[Dataset records]

──────

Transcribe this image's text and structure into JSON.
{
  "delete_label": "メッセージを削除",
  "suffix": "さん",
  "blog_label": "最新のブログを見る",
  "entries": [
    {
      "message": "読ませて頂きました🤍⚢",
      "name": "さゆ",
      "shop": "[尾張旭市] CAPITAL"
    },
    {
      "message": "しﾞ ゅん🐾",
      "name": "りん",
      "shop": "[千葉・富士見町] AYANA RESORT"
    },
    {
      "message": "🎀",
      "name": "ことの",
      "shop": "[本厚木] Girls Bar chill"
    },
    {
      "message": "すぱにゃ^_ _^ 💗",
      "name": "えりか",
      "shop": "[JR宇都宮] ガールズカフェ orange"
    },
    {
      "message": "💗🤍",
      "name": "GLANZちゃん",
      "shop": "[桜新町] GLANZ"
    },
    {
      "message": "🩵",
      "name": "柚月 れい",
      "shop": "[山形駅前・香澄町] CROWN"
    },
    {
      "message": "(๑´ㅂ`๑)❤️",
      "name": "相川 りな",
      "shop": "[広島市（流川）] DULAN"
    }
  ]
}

──────

### [TASK STATEMENT]
State how many lines include the string "message", and nothing more.

### [FINAL RESULT]
7